WORK INSTRUCTIONS
Each record below is to be copied word for word, with pictures removed.

Structured figure records
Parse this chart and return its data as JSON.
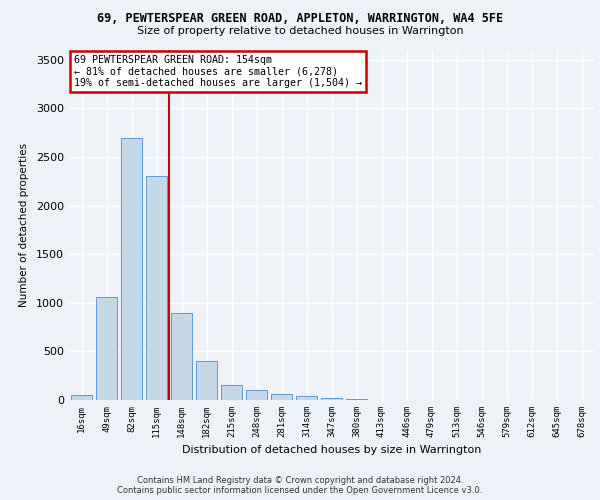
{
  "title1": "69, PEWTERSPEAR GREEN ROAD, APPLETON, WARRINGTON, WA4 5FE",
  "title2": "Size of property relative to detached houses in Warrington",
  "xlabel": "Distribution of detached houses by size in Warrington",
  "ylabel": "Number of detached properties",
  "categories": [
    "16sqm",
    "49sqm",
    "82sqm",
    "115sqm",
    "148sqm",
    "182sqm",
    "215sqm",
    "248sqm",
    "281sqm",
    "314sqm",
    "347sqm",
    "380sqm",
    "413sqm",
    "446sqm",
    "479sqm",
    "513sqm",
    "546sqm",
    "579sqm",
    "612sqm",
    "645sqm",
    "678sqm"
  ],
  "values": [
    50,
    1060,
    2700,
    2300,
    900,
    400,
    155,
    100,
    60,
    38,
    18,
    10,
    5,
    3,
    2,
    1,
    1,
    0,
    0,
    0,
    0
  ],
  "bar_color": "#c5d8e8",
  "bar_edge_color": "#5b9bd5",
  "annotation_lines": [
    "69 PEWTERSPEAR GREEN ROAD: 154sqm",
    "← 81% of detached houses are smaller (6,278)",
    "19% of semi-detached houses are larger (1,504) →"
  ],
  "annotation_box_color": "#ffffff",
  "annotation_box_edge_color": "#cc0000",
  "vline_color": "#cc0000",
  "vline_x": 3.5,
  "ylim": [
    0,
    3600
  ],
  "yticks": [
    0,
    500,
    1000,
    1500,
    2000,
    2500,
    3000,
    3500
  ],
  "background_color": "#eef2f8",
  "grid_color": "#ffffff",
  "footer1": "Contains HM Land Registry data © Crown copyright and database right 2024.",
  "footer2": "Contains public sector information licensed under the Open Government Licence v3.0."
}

COMPLETE ANSWER
Parse this chart and return its data as JSON.
{
  "title1": "69, PEWTERSPEAR GREEN ROAD, APPLETON, WARRINGTON, WA4 5FE",
  "title2": "Size of property relative to detached houses in Warrington",
  "xlabel": "Distribution of detached houses by size in Warrington",
  "ylabel": "Number of detached properties",
  "categories": [
    "16sqm",
    "49sqm",
    "82sqm",
    "115sqm",
    "148sqm",
    "182sqm",
    "215sqm",
    "248sqm",
    "281sqm",
    "314sqm",
    "347sqm",
    "380sqm",
    "413sqm",
    "446sqm",
    "479sqm",
    "513sqm",
    "546sqm",
    "579sqm",
    "612sqm",
    "645sqm",
    "678sqm"
  ],
  "values": [
    50,
    1060,
    2700,
    2300,
    900,
    400,
    155,
    100,
    60,
    38,
    18,
    10,
    5,
    3,
    2,
    1,
    1,
    0,
    0,
    0,
    0
  ],
  "bar_color": "#c5d8e8",
  "bar_edge_color": "#5b9bd5",
  "annotation_lines": [
    "69 PEWTERSPEAR GREEN ROAD: 154sqm",
    "← 81% of detached houses are smaller (6,278)",
    "19% of semi-detached houses are larger (1,504) →"
  ],
  "annotation_box_color": "#ffffff",
  "annotation_box_edge_color": "#cc0000",
  "vline_color": "#cc0000",
  "vline_x": 3.5,
  "ylim": [
    0,
    3600
  ],
  "yticks": [
    0,
    500,
    1000,
    1500,
    2000,
    2500,
    3000,
    3500
  ],
  "background_color": "#eef2f8",
  "grid_color": "#ffffff",
  "footer1": "Contains HM Land Registry data © Crown copyright and database right 2024.",
  "footer2": "Contains public sector information licensed under the Open Government Licence v3.0."
}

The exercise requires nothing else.